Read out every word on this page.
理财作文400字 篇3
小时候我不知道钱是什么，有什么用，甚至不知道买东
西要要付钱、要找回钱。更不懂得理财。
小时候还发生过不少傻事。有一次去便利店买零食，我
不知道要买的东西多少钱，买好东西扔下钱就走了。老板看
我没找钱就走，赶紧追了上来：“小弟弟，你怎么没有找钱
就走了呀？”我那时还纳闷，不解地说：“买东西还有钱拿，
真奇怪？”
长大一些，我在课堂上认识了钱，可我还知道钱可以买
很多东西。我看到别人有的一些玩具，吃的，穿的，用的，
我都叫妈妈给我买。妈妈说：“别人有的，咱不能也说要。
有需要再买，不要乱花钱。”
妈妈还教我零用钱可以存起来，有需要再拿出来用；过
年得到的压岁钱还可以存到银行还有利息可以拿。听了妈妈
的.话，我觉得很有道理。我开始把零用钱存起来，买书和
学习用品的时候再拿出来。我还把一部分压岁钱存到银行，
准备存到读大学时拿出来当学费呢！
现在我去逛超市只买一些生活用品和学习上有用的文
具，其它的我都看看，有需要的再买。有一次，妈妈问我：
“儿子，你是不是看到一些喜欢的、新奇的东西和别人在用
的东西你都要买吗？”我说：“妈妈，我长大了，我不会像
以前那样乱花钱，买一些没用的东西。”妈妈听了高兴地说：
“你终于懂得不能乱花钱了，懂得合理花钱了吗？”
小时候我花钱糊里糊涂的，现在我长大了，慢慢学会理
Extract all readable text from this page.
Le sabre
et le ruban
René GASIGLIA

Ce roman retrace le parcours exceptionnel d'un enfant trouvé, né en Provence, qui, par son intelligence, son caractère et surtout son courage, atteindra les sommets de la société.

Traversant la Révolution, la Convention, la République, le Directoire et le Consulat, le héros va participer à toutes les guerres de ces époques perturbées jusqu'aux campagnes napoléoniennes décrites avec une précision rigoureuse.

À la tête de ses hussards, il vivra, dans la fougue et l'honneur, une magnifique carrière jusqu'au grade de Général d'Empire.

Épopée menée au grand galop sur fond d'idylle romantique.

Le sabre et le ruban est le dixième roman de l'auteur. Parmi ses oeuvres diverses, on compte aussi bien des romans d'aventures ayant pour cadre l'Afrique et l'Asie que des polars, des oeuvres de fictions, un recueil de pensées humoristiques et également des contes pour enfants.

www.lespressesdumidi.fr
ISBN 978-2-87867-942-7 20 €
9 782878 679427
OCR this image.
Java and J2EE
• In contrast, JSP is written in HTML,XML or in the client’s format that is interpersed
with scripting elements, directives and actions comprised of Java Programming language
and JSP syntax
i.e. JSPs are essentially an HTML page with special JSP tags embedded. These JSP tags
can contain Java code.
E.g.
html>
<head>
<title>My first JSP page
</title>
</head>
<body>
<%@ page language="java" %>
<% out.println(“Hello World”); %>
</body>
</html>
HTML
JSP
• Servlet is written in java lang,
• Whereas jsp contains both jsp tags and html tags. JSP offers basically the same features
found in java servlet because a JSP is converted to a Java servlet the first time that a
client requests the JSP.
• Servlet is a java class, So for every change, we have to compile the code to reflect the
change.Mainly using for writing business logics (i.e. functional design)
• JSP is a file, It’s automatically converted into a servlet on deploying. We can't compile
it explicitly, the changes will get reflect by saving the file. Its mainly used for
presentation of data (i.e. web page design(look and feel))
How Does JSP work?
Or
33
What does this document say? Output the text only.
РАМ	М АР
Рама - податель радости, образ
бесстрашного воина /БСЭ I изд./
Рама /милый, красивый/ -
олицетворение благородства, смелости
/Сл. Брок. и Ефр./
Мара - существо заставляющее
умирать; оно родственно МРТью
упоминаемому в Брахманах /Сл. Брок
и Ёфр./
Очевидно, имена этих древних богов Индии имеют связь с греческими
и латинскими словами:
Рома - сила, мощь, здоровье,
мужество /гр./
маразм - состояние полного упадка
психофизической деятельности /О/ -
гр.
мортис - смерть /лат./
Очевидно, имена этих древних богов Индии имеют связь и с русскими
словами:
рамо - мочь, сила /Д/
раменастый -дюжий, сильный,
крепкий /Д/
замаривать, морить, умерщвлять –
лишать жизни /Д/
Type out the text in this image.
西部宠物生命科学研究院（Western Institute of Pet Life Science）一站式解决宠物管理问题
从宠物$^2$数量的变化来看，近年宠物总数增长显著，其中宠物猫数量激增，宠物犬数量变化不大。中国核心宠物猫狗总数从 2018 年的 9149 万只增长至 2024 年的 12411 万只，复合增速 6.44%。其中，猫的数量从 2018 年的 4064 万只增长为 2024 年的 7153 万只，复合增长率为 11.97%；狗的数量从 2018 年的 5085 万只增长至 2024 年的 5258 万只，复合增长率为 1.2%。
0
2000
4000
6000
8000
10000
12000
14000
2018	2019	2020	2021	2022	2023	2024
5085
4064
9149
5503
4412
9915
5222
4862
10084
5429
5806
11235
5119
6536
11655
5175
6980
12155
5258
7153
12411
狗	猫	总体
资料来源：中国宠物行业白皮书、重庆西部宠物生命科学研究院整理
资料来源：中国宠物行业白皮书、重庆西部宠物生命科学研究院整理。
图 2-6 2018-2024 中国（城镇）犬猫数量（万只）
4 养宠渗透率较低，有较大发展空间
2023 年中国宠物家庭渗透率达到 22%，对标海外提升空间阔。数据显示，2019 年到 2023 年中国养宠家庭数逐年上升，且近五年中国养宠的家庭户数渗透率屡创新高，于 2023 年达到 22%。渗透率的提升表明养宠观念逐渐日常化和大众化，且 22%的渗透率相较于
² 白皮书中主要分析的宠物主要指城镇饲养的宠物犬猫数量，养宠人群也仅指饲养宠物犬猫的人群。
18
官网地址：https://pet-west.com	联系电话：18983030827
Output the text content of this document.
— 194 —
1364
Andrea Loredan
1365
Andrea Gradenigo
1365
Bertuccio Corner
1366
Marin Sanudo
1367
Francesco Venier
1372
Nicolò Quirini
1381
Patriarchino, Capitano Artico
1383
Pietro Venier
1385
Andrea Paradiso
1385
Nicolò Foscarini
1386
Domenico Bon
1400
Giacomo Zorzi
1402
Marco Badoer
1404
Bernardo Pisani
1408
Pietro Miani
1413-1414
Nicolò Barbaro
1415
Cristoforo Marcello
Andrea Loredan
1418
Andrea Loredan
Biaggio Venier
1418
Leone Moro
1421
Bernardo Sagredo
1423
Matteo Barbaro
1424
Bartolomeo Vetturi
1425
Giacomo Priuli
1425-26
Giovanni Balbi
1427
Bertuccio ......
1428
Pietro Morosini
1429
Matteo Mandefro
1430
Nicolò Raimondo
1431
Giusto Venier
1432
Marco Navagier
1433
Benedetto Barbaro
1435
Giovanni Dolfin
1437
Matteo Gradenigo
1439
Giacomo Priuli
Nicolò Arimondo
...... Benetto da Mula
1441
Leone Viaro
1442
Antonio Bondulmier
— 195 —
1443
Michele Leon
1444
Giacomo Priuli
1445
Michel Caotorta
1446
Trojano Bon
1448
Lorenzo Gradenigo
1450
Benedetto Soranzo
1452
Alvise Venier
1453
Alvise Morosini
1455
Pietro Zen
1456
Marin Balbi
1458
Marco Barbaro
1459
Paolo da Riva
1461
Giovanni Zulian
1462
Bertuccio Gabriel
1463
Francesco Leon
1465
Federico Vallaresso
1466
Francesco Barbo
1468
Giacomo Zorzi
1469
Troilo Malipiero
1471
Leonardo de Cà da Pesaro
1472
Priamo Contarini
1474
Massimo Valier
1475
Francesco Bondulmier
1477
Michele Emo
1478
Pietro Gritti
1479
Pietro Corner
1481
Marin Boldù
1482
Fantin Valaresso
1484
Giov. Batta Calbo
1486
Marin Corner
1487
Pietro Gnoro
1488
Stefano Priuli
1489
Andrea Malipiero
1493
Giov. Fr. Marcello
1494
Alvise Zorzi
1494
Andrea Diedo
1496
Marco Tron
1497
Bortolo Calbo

• _Required task_
Scan the listing above. Collect all lines with the word "имеют".

• _Task solution_
Очевидно, имена этих древних богов Индии имеют связь с греческими
Очевидно, имена этих древних богов Индии имеют связь и с русскими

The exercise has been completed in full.